**Provided entries**

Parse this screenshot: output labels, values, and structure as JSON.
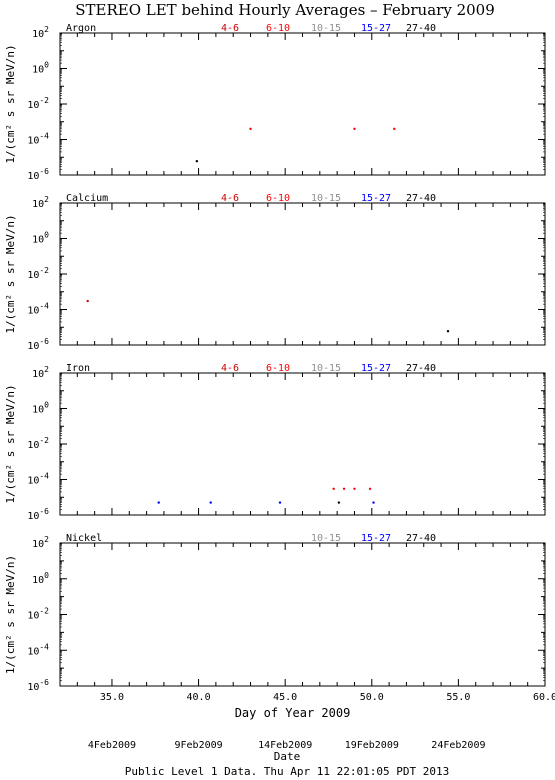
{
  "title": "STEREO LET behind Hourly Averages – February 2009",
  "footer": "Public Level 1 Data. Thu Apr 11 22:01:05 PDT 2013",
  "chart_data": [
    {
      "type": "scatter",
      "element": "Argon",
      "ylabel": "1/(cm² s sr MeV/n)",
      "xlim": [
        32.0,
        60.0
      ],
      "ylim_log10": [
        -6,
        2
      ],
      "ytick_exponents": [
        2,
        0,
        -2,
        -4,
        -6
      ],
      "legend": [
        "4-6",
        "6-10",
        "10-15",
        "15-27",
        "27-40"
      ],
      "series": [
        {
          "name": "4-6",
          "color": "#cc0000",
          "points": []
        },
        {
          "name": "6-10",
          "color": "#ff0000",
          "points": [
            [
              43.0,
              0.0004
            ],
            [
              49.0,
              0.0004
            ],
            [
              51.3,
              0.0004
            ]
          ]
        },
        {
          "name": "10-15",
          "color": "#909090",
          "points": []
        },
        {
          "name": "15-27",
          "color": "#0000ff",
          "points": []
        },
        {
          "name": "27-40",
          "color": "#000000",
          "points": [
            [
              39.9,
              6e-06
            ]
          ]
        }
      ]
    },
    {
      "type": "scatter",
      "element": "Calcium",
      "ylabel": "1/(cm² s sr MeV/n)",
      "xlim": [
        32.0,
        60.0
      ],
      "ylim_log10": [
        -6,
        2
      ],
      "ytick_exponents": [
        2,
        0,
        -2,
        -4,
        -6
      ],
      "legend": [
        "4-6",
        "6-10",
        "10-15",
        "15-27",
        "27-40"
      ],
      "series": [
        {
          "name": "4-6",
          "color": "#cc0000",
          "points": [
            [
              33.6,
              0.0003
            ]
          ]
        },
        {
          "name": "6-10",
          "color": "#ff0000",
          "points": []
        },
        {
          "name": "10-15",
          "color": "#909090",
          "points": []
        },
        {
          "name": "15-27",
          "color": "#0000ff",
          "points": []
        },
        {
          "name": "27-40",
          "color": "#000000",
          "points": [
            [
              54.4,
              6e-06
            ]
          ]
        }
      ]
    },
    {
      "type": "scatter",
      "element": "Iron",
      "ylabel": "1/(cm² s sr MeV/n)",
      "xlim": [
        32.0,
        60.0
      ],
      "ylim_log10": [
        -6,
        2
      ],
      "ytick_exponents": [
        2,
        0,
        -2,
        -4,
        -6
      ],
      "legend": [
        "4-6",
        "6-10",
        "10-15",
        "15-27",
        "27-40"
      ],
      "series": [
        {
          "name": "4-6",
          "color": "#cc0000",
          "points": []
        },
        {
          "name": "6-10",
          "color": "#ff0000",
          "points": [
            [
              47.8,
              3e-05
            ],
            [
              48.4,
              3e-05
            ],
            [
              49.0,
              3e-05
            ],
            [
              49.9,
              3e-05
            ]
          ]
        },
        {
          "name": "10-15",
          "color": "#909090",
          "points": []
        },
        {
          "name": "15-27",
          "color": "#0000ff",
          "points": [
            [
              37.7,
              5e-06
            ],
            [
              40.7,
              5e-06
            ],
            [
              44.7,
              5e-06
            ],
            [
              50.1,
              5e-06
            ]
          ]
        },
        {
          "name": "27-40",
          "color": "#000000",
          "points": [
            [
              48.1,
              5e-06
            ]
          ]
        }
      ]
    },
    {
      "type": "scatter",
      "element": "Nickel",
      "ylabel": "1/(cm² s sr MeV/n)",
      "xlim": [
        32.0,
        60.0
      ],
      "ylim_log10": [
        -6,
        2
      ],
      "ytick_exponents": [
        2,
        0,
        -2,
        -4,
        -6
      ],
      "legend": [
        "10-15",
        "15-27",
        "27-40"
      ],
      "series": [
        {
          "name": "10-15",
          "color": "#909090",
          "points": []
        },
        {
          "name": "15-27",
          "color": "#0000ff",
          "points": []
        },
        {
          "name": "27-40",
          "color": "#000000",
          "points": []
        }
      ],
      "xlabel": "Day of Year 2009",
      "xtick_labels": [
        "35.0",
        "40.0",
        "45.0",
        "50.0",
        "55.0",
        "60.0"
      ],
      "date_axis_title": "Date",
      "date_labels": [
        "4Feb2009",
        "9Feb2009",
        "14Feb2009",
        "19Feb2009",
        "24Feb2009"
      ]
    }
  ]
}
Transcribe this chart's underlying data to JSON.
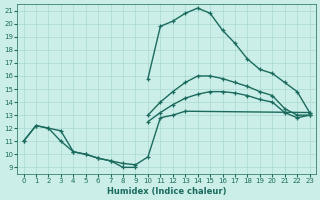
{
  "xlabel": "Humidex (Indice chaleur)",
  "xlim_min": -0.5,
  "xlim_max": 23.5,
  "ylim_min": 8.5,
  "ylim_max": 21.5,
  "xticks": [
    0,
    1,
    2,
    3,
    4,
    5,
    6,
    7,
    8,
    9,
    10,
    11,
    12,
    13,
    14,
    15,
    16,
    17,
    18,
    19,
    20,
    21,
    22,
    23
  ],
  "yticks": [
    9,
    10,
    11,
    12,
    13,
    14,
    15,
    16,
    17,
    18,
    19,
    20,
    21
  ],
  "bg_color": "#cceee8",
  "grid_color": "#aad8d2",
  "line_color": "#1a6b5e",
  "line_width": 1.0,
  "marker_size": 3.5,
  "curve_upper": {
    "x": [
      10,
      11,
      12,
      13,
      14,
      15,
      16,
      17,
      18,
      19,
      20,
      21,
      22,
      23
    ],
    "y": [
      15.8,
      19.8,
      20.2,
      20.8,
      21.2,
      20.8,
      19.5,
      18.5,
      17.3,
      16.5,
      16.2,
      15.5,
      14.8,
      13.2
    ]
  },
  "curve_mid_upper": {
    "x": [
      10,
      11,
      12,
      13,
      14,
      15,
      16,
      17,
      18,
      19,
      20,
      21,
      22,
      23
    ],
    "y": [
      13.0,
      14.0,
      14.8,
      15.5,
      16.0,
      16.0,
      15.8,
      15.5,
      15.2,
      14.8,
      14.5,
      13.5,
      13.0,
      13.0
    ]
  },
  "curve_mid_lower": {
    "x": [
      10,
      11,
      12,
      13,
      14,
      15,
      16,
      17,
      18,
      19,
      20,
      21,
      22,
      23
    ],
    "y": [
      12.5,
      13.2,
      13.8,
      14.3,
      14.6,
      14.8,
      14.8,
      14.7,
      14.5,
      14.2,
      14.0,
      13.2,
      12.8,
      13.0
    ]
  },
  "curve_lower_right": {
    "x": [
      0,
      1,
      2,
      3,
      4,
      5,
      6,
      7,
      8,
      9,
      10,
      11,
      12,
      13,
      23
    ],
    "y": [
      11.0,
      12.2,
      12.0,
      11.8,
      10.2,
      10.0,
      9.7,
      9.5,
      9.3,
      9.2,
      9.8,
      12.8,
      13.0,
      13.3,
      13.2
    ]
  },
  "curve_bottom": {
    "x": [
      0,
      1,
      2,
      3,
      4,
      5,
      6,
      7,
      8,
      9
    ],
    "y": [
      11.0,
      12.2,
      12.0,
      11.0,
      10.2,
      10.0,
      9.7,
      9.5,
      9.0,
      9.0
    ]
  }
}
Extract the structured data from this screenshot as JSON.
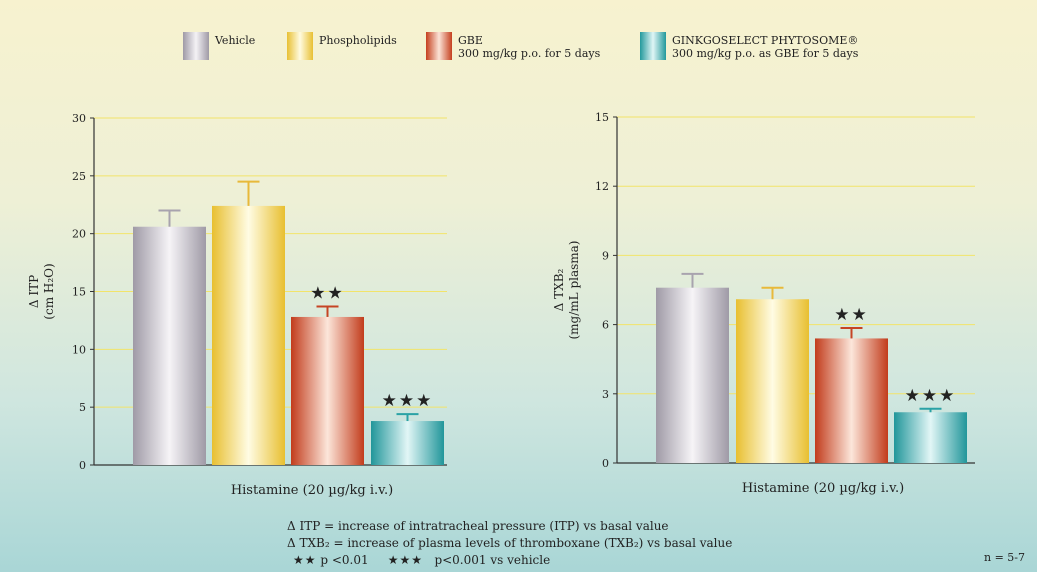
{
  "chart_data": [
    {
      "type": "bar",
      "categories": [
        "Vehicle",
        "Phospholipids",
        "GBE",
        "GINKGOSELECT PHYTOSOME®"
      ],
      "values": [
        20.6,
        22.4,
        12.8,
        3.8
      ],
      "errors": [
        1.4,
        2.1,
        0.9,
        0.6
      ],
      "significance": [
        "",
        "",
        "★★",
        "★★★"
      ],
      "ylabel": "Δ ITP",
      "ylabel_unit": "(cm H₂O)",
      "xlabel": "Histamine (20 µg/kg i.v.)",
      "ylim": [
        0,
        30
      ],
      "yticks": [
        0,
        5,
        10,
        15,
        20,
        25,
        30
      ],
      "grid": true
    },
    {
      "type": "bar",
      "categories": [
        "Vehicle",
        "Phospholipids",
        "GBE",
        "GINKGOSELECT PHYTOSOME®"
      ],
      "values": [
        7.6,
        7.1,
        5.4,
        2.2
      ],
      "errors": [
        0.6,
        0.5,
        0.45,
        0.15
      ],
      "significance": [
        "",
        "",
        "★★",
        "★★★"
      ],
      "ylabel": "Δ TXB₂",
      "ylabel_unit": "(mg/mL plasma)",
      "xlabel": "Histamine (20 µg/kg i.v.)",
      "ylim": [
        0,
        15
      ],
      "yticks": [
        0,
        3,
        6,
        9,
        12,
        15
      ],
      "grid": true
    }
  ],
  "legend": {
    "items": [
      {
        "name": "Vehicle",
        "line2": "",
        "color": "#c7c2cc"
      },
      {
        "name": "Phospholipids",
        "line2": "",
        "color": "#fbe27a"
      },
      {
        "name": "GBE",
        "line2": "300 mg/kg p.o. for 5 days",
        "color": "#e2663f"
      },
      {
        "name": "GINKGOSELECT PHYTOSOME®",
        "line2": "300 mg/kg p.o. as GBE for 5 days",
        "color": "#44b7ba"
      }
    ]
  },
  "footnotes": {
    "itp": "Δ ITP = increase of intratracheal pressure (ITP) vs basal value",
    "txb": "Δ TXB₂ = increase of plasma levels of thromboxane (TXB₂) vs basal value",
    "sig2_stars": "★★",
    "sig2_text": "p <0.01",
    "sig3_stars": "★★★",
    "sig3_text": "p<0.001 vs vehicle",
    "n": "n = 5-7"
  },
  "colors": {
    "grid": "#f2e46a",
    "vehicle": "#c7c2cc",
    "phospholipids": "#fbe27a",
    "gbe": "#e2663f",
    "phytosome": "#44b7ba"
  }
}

**Task to carry out**
Where a line in the entries holds "basal", copy that line.

**Exercise solution**
    "itp": "Δ ITP = increase of intratracheal pressure (ITP) vs basal value",
    "txb": "Δ TXB₂ = increase of plasma levels of thromboxane (TXB₂) vs basal value",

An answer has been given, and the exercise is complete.